(Records from a dataset)
+===+

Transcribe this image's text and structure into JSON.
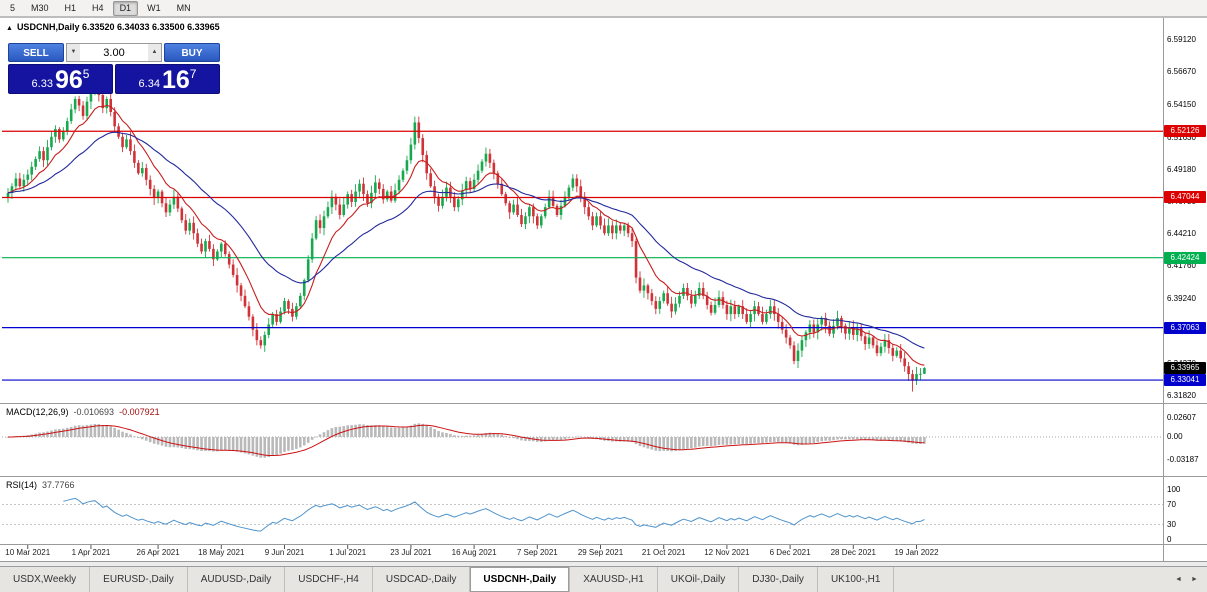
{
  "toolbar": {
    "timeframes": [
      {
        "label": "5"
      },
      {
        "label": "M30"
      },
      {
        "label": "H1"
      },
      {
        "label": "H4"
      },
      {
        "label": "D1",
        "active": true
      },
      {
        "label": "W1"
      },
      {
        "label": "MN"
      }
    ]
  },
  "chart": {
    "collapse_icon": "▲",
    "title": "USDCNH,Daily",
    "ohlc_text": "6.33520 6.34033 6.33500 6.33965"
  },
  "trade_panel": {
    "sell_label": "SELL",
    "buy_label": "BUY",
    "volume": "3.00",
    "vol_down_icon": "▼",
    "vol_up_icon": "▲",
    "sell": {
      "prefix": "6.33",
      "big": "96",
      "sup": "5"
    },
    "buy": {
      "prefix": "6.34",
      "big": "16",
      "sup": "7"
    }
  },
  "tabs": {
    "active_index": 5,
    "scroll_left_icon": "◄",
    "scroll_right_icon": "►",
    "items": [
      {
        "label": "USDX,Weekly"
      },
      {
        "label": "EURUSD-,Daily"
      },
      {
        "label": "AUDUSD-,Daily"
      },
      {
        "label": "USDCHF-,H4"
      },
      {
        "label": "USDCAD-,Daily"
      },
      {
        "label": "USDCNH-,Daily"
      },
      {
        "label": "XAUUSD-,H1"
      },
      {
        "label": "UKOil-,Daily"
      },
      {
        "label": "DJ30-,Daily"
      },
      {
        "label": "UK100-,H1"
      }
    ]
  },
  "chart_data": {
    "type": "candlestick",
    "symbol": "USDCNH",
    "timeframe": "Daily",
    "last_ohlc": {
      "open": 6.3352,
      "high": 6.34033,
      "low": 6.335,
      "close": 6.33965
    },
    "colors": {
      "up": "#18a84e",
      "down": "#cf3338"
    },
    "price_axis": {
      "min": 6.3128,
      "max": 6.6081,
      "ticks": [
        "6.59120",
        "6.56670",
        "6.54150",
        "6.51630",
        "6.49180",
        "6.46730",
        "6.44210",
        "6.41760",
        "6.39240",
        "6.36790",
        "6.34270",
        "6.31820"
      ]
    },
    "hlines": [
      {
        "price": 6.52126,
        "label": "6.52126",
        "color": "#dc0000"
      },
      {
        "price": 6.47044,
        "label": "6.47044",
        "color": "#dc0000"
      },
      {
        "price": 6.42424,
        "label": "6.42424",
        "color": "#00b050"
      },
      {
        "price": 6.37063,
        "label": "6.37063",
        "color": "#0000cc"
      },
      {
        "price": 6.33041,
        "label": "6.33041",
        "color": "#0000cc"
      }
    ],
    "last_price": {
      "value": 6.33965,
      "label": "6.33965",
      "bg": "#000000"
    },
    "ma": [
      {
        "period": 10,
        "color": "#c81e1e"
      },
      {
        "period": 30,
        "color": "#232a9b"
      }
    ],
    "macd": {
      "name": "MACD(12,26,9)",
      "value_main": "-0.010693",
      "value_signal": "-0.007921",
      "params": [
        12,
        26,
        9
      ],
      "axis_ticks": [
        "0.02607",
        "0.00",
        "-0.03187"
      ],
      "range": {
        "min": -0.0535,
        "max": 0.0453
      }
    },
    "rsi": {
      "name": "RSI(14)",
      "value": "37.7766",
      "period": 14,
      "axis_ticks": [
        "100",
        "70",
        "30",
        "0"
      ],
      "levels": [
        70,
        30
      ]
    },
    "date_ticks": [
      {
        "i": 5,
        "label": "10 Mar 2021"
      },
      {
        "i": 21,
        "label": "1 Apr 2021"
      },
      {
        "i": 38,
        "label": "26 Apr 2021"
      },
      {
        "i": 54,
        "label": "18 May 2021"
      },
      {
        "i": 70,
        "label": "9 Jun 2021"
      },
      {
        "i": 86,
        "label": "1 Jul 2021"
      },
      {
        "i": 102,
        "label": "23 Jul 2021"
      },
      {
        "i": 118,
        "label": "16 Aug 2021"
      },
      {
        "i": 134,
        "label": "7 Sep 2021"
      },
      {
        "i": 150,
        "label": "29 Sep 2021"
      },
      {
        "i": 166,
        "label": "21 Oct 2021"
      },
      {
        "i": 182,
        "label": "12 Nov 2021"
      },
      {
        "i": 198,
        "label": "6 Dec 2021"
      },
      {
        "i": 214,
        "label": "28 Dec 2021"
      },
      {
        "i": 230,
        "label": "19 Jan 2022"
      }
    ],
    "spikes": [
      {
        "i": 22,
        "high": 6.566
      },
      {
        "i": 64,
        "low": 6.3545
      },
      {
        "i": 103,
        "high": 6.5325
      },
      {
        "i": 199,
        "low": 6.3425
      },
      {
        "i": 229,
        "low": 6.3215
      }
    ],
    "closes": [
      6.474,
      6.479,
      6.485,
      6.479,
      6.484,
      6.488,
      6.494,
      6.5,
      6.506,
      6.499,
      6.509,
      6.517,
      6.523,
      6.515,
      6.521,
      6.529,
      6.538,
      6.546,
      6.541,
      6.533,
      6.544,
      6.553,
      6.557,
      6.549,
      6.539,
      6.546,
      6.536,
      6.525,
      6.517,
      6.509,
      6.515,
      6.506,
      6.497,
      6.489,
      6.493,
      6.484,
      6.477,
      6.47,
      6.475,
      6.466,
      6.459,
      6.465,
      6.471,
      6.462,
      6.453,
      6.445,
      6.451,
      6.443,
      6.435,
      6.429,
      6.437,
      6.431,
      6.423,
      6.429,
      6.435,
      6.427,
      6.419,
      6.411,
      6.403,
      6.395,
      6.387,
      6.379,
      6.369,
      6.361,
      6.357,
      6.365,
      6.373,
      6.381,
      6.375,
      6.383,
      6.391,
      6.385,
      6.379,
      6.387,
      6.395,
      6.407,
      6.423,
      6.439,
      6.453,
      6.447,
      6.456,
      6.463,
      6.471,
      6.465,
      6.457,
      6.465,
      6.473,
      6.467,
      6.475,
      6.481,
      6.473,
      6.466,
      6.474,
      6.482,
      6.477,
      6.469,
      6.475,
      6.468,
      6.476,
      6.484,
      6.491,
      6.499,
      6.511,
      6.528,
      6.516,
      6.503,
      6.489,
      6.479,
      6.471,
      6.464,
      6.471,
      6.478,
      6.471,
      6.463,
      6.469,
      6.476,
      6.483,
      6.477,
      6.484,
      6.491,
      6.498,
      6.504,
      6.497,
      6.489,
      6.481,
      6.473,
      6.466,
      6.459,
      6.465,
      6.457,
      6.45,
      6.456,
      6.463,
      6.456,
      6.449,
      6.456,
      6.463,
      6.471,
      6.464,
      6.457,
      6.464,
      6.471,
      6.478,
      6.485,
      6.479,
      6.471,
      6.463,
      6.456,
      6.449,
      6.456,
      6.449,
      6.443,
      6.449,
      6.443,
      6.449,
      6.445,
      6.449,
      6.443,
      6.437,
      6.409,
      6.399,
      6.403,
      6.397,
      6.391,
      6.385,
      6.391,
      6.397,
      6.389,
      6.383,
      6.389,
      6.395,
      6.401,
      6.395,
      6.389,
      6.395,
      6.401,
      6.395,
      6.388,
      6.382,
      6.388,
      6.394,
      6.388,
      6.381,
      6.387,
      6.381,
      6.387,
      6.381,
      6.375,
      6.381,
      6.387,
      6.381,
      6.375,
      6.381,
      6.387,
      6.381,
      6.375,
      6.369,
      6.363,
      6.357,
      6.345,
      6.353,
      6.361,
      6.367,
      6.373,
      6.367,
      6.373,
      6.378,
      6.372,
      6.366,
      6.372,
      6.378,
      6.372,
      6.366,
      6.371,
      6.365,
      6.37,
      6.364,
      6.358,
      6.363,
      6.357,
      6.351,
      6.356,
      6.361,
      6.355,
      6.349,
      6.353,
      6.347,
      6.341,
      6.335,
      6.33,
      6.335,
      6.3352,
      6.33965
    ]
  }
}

+===+

Stated task: Which lines contain the word "Daily"? Return each of them.

Solution for this exercise:
    "title": "USDCNH,Daily",
        "label": "EURUSD-,Daily"
        "label": "AUDUSD-,Daily"
        "label": "USDCAD-,Daily"
        "label": "USDCNH-,Daily"
        "label": "UKOil-,Daily"
        "label": "DJ30-,Daily"
    "timeframe": "Daily",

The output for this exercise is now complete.